• **WHAT IS NEEDED**
Copy all records verbatim.

---- EXTRACTED INFORMATION

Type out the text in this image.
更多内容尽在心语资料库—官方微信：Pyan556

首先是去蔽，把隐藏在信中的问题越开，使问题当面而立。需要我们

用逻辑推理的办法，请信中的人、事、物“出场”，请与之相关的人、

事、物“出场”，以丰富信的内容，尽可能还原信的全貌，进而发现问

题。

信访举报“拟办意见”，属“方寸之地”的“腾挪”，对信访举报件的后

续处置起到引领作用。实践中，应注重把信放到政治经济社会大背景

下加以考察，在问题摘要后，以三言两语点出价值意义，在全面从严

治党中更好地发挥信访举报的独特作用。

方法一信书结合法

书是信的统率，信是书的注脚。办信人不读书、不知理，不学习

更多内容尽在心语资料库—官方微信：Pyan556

--------

• **THE SOLUTION**
Type out the text in this image.
更多内容尽在心语资料库—官方微信：Pyan556

首先是去蔽，把隐藏在信中的问题越开，使问题当面而立。需要我们

用逻辑推理的办法，请信中的人、事、物“出场”，请与之相关的人、

事、物“出场”，以丰富信的内容，尽可能还原信的全貌，进而发现问

题。

信访举报“拟办意见”，属“方寸之地”的“腾挪”，对信访举报件的后

续处置起到引领作用。实践中，应注重把信放到政治经济社会大背景

下加以考察，在问题摘要后，以三言两语点出价值意义，在全面从严

治党中更好地发挥信访举报的独特作用。

方法一信书结合法

书是信的统率，信是书的注脚。办信人不读书、不知理，不学习

更多内容尽在心语资料库—官方微信：Pyan556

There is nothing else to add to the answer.